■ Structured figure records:
*****

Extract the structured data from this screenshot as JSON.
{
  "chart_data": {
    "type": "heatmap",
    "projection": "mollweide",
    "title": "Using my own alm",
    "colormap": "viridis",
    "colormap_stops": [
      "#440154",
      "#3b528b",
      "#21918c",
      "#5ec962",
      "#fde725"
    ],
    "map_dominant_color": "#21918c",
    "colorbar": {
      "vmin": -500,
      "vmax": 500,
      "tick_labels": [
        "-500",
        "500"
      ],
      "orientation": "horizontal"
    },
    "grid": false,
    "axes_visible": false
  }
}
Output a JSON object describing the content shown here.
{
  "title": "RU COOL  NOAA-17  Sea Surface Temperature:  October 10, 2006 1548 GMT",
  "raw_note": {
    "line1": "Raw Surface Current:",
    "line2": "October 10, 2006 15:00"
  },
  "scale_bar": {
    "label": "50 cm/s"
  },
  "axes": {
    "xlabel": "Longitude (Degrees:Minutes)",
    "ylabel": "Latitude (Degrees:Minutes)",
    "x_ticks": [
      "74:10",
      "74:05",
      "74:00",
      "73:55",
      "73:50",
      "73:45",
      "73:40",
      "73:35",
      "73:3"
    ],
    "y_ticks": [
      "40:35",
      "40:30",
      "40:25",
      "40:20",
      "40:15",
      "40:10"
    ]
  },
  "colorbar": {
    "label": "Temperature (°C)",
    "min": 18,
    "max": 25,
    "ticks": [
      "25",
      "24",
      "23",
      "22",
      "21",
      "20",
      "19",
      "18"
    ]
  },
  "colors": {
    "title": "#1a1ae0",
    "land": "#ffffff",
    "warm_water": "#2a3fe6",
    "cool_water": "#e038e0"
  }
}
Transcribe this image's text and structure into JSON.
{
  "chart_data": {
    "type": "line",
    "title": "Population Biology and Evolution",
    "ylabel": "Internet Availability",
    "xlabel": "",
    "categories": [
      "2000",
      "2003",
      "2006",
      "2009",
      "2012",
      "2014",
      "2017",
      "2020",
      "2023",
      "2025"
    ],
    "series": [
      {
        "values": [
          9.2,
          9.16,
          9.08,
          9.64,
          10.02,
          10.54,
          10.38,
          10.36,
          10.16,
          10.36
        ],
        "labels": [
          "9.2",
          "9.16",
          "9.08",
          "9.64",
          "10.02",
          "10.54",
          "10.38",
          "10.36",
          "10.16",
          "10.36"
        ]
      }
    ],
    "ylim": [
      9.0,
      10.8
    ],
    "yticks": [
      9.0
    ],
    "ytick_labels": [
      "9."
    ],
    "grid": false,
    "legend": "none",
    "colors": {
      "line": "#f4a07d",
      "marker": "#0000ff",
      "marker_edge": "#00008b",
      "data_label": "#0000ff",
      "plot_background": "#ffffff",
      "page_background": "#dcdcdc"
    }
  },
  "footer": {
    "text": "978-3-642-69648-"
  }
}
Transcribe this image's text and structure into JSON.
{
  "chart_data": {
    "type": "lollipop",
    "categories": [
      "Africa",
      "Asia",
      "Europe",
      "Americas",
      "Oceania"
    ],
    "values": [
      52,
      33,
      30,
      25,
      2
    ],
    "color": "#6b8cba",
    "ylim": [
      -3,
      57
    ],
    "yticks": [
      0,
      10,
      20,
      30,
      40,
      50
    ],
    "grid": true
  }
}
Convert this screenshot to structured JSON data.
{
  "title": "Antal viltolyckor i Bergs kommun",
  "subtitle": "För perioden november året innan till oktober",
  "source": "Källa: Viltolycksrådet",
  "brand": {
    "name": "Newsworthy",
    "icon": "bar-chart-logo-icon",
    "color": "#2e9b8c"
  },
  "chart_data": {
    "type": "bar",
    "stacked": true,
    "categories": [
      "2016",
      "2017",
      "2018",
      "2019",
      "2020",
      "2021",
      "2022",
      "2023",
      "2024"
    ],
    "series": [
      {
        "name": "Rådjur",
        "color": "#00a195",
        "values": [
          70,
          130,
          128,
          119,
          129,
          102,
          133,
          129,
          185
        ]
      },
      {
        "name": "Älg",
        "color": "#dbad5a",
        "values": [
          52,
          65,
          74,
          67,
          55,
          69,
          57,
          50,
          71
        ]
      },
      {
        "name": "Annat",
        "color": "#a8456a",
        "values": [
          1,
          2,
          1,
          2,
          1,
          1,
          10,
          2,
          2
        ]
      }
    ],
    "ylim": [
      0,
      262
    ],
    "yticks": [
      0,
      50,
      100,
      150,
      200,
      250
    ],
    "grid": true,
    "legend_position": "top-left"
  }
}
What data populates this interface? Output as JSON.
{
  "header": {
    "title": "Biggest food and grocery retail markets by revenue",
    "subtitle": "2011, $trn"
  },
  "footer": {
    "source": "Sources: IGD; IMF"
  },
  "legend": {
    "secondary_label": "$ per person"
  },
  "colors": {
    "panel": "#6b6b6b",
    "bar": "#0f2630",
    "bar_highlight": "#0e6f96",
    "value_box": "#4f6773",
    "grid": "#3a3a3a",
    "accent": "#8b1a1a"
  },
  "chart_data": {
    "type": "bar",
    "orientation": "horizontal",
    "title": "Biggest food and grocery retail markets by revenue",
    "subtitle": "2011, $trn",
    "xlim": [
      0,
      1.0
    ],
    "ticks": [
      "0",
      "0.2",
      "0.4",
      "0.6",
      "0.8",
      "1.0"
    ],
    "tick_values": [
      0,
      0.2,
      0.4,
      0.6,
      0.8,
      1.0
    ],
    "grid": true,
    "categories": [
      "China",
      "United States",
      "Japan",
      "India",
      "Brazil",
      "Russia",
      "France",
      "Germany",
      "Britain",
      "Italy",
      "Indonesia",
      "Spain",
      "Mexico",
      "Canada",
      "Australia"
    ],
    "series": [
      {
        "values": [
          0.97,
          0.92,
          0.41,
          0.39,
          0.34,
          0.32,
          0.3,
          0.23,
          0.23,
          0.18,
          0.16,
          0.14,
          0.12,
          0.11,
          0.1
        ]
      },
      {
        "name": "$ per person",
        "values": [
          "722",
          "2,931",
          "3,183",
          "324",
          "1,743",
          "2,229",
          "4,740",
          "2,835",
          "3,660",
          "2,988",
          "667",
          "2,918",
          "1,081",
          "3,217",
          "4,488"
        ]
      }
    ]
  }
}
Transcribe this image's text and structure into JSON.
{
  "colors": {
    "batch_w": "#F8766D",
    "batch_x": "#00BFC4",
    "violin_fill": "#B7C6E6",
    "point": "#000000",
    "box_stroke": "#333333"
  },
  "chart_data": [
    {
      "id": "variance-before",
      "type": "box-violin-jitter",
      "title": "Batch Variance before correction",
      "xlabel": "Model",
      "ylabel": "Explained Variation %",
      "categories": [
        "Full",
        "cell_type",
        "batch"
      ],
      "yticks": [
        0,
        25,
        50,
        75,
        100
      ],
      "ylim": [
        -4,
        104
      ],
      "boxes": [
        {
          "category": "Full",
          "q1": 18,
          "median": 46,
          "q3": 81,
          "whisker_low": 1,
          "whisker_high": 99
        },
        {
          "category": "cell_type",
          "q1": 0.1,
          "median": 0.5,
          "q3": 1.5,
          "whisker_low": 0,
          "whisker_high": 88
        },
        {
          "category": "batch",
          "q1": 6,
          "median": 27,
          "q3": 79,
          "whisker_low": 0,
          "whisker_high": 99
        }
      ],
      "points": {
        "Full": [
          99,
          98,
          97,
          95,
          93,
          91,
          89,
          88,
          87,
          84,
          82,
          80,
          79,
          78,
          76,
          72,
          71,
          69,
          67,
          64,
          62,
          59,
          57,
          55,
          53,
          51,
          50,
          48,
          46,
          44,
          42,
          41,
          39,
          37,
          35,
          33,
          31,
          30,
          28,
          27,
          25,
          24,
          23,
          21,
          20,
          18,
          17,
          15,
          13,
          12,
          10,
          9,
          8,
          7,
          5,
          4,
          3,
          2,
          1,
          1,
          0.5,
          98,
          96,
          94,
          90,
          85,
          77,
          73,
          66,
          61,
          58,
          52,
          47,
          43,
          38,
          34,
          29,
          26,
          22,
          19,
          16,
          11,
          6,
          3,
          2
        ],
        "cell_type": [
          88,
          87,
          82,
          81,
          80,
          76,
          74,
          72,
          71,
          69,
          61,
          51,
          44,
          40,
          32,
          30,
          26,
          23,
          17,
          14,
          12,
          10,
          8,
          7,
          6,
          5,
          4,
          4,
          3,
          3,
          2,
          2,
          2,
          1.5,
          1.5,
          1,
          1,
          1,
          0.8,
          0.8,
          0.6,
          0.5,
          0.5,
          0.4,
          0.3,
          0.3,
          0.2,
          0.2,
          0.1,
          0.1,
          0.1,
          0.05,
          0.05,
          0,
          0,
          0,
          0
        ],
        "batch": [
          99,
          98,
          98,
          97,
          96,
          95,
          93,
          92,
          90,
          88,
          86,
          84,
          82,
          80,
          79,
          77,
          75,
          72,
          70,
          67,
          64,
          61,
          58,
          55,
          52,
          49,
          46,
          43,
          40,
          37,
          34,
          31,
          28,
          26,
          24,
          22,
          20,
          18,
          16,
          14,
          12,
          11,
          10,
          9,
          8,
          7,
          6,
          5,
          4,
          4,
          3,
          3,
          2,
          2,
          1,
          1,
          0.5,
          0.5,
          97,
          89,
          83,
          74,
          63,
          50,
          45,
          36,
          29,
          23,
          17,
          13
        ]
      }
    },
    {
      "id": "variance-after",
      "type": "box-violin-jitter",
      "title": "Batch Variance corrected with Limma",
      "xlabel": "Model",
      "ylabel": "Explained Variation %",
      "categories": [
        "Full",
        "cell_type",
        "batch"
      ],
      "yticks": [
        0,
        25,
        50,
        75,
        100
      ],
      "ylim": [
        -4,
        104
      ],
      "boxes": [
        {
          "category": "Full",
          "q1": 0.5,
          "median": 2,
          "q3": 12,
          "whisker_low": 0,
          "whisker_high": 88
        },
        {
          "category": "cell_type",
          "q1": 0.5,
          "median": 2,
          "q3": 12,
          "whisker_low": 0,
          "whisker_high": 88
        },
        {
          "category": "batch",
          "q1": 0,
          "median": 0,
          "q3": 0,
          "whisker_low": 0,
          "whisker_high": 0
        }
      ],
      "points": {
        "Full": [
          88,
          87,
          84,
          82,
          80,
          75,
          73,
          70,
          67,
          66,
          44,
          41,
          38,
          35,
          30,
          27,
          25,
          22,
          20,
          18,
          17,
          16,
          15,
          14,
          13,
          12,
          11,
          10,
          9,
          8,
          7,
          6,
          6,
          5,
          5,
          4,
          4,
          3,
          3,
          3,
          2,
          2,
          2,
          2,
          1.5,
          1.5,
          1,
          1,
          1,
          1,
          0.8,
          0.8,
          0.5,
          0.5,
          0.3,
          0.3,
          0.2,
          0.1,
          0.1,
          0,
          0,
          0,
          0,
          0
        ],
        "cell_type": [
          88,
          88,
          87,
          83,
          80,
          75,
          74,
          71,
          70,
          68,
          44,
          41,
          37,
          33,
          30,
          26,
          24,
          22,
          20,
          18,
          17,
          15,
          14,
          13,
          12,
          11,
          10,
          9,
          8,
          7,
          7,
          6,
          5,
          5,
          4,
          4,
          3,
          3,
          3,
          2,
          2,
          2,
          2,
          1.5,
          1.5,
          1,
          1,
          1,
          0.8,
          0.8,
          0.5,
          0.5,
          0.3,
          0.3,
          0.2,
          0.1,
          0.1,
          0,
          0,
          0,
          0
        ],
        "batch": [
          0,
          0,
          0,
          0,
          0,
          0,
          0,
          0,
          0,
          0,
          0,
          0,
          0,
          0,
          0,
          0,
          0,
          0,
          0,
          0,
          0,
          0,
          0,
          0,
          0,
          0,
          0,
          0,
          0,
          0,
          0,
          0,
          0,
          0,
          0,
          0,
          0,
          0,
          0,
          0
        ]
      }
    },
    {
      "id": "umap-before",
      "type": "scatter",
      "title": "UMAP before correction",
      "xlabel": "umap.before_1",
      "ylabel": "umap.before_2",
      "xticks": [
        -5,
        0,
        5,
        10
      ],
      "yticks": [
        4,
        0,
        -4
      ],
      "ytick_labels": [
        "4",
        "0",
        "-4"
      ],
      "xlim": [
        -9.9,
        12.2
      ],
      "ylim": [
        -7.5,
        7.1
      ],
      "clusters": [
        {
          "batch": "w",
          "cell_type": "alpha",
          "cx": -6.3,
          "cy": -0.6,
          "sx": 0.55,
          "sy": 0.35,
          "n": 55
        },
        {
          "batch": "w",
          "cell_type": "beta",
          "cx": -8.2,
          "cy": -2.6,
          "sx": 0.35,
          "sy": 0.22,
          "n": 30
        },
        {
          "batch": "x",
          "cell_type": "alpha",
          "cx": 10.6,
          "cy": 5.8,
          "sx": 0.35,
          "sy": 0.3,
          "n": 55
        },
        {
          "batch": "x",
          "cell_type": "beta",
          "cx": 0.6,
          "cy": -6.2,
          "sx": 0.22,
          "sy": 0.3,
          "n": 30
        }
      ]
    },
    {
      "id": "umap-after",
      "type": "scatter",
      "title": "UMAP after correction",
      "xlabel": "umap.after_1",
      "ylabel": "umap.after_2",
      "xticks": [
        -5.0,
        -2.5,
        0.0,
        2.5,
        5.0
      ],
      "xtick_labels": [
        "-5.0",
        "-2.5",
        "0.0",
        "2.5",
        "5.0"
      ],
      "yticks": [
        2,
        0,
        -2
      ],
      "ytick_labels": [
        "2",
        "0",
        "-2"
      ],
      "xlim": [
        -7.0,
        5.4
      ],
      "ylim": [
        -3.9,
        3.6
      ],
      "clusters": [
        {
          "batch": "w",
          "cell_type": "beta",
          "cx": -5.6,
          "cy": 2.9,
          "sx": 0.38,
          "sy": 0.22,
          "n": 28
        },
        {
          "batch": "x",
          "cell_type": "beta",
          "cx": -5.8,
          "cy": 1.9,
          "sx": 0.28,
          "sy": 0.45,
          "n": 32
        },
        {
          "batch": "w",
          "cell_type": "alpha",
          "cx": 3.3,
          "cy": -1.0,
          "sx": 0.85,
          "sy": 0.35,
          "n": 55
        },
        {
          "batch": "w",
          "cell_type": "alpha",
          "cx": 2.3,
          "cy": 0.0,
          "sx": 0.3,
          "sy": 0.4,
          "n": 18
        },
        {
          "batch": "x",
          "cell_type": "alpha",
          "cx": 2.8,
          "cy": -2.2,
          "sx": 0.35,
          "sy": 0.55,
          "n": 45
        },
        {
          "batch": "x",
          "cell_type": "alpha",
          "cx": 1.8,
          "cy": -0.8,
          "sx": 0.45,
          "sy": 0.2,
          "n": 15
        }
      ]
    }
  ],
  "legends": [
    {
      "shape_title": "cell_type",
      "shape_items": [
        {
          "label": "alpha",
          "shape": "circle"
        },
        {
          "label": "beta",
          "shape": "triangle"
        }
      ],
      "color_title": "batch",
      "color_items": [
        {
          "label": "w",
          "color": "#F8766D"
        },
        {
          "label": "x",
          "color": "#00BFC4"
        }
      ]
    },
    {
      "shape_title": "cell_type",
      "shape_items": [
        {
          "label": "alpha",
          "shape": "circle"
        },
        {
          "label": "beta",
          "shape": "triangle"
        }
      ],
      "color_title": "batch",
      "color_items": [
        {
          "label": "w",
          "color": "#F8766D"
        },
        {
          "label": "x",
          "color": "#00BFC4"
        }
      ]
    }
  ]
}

*****

■ EXERCISE TASK: Locate all lines holding the word "screenshot", then copy them out.

■ REPLY:
Extract the structured data from this screenshot as JSON.
Convert this screenshot to structured JSON data.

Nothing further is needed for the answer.